Each entry below is to be printed verbatim.
· · · · · · ·
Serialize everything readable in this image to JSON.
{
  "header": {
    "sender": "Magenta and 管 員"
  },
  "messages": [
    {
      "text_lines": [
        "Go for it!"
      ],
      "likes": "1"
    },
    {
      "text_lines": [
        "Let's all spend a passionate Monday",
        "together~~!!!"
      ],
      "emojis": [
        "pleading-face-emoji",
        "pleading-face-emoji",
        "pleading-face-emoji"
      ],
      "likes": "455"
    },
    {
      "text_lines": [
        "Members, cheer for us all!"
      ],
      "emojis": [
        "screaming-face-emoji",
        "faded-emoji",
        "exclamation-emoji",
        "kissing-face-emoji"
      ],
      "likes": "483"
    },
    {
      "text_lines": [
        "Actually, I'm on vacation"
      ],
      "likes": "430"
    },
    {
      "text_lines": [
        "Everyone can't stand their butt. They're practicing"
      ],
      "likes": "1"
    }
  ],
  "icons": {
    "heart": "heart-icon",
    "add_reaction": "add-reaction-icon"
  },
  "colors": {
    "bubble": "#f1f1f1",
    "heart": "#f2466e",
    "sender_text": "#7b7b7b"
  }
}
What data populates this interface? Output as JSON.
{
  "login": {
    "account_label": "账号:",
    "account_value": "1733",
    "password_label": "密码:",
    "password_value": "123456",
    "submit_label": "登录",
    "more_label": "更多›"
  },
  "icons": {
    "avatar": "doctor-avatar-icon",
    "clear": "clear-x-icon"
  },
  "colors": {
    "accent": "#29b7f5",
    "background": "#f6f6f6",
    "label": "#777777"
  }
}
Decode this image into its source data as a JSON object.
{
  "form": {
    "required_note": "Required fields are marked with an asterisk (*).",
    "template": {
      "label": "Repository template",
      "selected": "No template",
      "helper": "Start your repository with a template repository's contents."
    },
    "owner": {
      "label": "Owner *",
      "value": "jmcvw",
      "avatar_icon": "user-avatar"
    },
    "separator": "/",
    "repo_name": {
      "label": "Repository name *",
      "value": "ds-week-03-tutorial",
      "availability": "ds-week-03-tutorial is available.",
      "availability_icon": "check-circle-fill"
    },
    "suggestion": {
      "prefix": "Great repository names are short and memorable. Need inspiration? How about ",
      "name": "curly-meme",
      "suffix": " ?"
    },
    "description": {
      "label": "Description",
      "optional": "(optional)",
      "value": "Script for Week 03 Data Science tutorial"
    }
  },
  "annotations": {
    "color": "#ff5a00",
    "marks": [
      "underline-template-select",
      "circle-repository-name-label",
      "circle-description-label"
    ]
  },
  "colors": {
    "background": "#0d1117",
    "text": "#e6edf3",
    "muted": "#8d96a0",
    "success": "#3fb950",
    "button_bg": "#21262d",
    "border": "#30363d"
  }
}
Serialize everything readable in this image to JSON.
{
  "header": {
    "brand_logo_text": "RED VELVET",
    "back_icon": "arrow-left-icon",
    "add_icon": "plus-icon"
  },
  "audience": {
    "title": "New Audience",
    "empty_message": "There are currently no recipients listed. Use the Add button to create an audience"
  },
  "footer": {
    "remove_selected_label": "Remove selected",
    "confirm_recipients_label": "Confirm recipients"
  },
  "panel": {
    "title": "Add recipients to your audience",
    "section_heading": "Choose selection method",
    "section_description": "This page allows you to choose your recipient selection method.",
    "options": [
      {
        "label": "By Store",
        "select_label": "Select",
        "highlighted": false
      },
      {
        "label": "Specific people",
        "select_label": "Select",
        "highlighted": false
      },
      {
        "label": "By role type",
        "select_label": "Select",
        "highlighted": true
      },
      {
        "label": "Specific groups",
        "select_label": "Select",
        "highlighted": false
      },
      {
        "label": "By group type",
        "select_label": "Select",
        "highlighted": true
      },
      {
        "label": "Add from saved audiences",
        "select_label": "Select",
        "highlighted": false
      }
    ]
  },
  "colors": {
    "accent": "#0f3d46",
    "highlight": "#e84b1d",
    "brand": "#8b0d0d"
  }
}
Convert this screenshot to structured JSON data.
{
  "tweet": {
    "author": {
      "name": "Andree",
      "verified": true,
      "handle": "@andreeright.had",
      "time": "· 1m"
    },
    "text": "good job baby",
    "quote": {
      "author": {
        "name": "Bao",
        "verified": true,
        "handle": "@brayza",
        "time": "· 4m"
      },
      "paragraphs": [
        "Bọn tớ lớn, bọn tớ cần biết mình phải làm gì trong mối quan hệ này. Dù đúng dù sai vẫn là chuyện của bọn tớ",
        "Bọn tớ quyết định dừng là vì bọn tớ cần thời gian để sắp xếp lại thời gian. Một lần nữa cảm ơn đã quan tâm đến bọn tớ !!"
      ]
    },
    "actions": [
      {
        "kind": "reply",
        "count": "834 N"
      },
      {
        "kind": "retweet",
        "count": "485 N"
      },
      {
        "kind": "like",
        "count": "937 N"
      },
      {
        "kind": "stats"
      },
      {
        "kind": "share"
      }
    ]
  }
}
· · · · · · ·
**WRITTEN REPLY**.
Serialize everything readable in this image to JSON.
{
  "header": {
    "sender": "Magenta and 管 員"
  },
  "messages": [
    {
      "text_lines": [
        "Go for it!"
      ],
      "likes": "1"
    },
    {
      "text_lines": [
        "Let's all spend a passionate Monday",
        "together~~!!!"
      ],
      "emojis": [
        "pleading-face-emoji",
        "pleading-face-emoji",
        "pleading-face-emoji"
      ],
      "likes": "455"
    },
    {
      "text_lines": [
        "Members, cheer for us all!"
      ],
      "emojis": [
        "screaming-face-emoji",
        "faded-emoji",
        "exclamation-emoji",
        "kissing-face-emoji"
      ],
      "likes": "483"
    },
    {
      "text_lines": [
        "Actually, I'm on vacation"
      ],
      "likes": "430"
    },
    {
      "text_lines": [
        "Everyone can't stand their butt. They're practicing"
      ],
      "likes": "1"
    }
  ],
  "icons": {
    "heart": "heart-icon",
    "add_reaction": "add-reaction-icon"
  },
  "colors": {
    "bubble": "#f1f1f1",
    "heart": "#f2466e",
    "sender_text": "#7b7b7b"
  }
}
What data populates this interface? Output as JSON.
{
  "login": {
    "account_label": "账号:",
    "account_value": "1733",
    "password_label": "密码:",
    "password_value": "123456",
    "submit_label": "登录",
    "more_label": "更多›"
  },
  "icons": {
    "avatar": "doctor-avatar-icon",
    "clear": "clear-x-icon"
  },
  "colors": {
    "accent": "#29b7f5",
    "background": "#f6f6f6",
    "label": "#777777"
  }
}
Decode this image into its source data as a JSON object.
{
  "form": {
    "required_note": "Required fields are marked with an asterisk (*).",
    "template": {
      "label": "Repository template",
      "selected": "No template",
      "helper": "Start your repository with a template repository's contents."
    },
    "owner": {
      "label": "Owner *",
      "value": "jmcvw",
      "avatar_icon": "user-avatar"
    },
    "separator": "/",
    "repo_name": {
      "label": "Repository name *",
      "value": "ds-week-03-tutorial",
      "availability": "ds-week-03-tutorial is available.",
      "availability_icon": "check-circle-fill"
    },
    "suggestion": {
      "prefix": "Great repository names are short and memorable. Need inspiration? How about ",
      "name": "curly-meme",
      "suffix": " ?"
    },
    "description": {
      "label": "Description",
      "optional": "(optional)",
      "value": "Script for Week 03 Data Science tutorial"
    }
  },
  "annotations": {
    "color": "#ff5a00",
    "marks": [
      "underline-template-select",
      "circle-repository-name-label",
      "circle-description-label"
    ]
  },
  "colors": {
    "background": "#0d1117",
    "text": "#e6edf3",
    "muted": "#8d96a0",
    "success": "#3fb950",
    "button_bg": "#21262d",
    "border": "#30363d"
  }
}
Serialize everything readable in this image to JSON.
{
  "header": {
    "brand_logo_text": "RED VELVET",
    "back_icon": "arrow-left-icon",
    "add_icon": "plus-icon"
  },
  "audience": {
    "title": "New Audience",
    "empty_message": "There are currently no recipients listed. Use the Add button to create an audience"
  },
  "footer": {
    "remove_selected_label": "Remove selected",
    "confirm_recipients_label": "Confirm recipients"
  },
  "panel": {
    "title": "Add recipients to your audience",
    "section_heading": "Choose selection method",
    "section_description": "This page allows you to choose your recipient selection method.",
    "options": [
      {
        "label": "By Store",
        "select_label": "Select",
        "highlighted": false
      },
      {
        "label": "Specific people",
        "select_label": "Select",
        "highlighted": false
      },
      {
        "label": "By role type",
        "select_label": "Select",
        "highlighted": true
      },
      {
        "label": "Specific groups",
        "select_label": "Select",
        "highlighted": false
      },
      {
        "label": "By group type",
        "select_label": "Select",
        "highlighted": true
      },
      {
        "label": "Add from saved audiences",
        "select_label": "Select",
        "highlighted": false
      }
    ]
  },
  "colors": {
    "accent": "#0f3d46",
    "highlight": "#e84b1d",
    "brand": "#8b0d0d"
  }
}
Convert this screenshot to structured JSON data.
{
  "tweet": {
    "author": {
      "name": "Andree",
      "verified": true,
      "handle": "@andreeright.had",
      "time": "· 1m"
    },
    "text": "good job baby",
    "quote": {
      "author": {
        "name": "Bao",
        "verified": true,
        "handle": "@brayza",
        "time": "· 4m"
      },
      "paragraphs": [
        "Bọn tớ lớn, bọn tớ cần biết mình phải làm gì trong mối quan hệ này. Dù đúng dù sai vẫn là chuyện của bọn tớ",
        "Bọn tớ quyết định dừng là vì bọn tớ cần thời gian để sắp xếp lại thời gian. Một lần nữa cảm ơn đã quan tâm đến bọn tớ !!"
      ]
    },
    "actions": [
      {
        "kind": "reply",
        "count": "834 N"
      },
      {
        "kind": "retweet",
        "count": "485 N"
      },
      {
        "kind": "like",
        "count": "937 N"
      },
      {
        "kind": "stats"
      },
      {
        "kind": "share"
      }
    ]
  }
}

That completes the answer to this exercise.